TASK – Wherever the word "SRMTID" appears in a line, copy that line.

··· MATERIAL FOR THIS EXERCISE ···

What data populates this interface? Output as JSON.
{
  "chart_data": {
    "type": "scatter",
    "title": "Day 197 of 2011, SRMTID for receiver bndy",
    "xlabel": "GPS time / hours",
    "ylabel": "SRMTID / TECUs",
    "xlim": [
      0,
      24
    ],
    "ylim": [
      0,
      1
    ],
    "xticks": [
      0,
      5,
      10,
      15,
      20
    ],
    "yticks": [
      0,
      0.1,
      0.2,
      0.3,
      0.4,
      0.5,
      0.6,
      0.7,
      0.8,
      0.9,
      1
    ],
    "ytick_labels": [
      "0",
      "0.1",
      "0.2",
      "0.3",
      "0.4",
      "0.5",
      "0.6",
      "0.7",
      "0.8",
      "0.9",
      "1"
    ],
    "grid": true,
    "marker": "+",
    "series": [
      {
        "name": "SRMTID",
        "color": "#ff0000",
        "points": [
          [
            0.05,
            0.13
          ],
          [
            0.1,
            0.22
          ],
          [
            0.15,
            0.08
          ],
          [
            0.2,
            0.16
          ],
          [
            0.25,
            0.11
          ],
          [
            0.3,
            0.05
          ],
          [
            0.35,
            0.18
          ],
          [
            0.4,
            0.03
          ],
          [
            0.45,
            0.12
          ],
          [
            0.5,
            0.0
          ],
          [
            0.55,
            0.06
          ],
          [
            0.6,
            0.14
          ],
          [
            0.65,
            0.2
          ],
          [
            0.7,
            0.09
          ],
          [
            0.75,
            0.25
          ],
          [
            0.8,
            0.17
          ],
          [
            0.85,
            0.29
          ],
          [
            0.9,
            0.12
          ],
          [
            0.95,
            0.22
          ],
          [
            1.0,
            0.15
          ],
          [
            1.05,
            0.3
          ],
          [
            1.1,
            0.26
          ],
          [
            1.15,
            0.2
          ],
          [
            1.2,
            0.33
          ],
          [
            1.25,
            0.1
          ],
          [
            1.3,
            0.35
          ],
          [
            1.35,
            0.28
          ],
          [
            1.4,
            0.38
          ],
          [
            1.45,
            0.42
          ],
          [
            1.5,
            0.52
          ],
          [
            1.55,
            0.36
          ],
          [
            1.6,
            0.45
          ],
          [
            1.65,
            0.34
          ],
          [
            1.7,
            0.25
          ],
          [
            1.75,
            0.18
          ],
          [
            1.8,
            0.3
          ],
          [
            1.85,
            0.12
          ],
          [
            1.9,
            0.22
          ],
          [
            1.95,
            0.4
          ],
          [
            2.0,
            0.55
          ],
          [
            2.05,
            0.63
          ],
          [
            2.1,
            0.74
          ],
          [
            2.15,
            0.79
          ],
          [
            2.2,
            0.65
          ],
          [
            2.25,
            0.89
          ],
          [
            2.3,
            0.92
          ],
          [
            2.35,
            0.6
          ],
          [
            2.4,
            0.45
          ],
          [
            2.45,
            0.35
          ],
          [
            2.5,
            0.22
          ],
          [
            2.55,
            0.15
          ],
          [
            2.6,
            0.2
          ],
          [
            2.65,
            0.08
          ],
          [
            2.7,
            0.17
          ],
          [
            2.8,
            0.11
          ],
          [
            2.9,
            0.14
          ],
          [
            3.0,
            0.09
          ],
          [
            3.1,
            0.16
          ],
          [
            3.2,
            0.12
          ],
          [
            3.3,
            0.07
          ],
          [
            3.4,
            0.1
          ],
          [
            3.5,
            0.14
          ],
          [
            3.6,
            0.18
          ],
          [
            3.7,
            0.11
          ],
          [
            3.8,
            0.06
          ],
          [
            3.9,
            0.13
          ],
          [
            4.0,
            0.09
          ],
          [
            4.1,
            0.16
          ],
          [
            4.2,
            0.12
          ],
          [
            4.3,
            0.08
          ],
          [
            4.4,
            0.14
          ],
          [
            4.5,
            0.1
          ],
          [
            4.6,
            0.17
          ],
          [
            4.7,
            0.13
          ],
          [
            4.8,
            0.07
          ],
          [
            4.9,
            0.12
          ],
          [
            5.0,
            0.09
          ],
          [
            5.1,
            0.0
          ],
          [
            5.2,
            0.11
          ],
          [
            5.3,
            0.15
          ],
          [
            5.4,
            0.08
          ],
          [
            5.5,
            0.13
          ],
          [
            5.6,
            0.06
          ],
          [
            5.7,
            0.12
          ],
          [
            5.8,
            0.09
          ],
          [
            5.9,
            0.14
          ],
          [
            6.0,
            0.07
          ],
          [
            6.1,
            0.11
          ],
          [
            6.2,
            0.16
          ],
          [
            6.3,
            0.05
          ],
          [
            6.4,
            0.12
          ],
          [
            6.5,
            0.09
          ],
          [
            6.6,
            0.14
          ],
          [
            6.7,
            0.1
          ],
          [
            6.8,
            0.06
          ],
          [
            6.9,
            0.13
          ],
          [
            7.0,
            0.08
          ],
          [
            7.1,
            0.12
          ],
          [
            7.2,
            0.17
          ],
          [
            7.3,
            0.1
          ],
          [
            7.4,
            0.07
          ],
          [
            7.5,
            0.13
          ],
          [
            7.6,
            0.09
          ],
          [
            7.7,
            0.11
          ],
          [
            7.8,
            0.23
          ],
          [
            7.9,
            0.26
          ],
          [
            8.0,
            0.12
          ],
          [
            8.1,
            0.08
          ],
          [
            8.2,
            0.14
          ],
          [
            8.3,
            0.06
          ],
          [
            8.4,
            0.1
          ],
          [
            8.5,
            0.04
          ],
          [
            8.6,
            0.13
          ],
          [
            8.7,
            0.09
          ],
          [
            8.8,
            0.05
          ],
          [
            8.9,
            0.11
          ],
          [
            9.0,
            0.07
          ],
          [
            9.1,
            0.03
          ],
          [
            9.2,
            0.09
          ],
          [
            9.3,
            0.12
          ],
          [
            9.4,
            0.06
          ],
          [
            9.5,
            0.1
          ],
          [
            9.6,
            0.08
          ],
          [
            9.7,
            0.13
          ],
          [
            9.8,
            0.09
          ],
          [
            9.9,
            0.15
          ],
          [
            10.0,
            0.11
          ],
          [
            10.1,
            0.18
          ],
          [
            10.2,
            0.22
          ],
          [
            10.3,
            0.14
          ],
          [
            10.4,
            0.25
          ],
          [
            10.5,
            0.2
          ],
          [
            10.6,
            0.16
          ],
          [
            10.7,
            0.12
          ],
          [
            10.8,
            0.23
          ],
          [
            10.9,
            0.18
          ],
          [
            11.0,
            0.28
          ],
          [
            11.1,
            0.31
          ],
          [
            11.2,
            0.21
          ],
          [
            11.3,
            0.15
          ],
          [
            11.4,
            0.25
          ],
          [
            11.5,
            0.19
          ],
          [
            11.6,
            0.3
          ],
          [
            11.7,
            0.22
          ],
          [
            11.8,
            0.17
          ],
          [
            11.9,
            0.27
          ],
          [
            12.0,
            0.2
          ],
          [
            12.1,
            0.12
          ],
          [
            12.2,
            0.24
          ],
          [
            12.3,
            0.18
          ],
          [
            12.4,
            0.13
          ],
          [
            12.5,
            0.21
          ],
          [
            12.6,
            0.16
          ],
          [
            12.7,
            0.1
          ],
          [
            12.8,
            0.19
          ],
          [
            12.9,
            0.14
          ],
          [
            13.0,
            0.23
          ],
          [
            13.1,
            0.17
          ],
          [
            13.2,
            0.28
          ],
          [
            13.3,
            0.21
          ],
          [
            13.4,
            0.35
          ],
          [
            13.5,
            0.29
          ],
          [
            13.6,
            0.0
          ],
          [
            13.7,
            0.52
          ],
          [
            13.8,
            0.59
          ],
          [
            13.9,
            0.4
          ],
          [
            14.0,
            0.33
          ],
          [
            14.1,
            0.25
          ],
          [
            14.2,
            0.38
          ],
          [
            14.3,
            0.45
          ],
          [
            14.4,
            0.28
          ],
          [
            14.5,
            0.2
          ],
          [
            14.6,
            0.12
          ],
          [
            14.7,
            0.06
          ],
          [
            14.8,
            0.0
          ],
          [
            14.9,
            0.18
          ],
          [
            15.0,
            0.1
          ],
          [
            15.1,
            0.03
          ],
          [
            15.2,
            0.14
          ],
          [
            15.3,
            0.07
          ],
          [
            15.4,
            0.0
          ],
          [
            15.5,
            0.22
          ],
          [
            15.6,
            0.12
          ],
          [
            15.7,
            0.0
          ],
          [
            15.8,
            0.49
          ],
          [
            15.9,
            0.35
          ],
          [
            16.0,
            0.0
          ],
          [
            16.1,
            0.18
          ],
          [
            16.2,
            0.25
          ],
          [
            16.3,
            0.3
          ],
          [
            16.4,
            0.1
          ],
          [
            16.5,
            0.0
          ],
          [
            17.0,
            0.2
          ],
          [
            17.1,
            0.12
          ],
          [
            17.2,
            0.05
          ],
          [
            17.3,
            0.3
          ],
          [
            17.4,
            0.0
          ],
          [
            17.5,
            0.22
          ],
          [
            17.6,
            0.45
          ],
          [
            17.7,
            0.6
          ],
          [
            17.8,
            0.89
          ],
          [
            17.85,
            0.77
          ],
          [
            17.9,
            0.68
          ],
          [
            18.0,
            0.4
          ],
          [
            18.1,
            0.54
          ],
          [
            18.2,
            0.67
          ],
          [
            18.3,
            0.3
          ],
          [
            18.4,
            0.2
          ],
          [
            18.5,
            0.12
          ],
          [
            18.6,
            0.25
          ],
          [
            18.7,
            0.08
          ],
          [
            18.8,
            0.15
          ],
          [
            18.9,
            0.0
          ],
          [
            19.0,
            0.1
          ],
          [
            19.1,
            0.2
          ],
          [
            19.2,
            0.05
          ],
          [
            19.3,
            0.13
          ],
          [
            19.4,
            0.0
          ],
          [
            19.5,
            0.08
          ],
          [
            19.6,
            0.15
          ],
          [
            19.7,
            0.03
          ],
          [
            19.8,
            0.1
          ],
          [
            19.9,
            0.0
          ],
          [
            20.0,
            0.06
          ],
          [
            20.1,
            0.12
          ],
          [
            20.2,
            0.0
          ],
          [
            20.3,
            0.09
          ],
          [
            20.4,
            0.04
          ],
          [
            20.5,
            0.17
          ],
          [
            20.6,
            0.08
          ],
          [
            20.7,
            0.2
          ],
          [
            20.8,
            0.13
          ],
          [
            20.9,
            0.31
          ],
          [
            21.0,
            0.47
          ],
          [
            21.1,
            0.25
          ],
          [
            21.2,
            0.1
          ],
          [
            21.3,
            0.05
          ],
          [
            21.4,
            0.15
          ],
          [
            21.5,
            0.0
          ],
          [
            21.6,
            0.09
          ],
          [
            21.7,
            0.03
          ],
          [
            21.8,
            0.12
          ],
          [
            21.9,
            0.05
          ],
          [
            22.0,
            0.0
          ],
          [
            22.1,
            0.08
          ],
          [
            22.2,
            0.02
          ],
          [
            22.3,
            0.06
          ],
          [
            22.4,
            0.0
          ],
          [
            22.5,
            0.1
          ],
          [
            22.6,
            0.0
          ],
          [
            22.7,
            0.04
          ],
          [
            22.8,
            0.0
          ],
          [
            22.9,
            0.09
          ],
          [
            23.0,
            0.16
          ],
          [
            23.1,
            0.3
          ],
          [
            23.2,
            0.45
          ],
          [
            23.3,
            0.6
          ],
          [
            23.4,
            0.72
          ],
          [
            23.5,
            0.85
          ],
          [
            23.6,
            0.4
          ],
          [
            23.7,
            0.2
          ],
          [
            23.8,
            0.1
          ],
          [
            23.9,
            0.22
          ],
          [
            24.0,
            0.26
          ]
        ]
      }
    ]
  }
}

···

THE RESPONSE –
    "title": "Day 197 of 2011, SRMTID for receiver bndy",
    "ylabel": "SRMTID / TECUs",
        "name": "SRMTID",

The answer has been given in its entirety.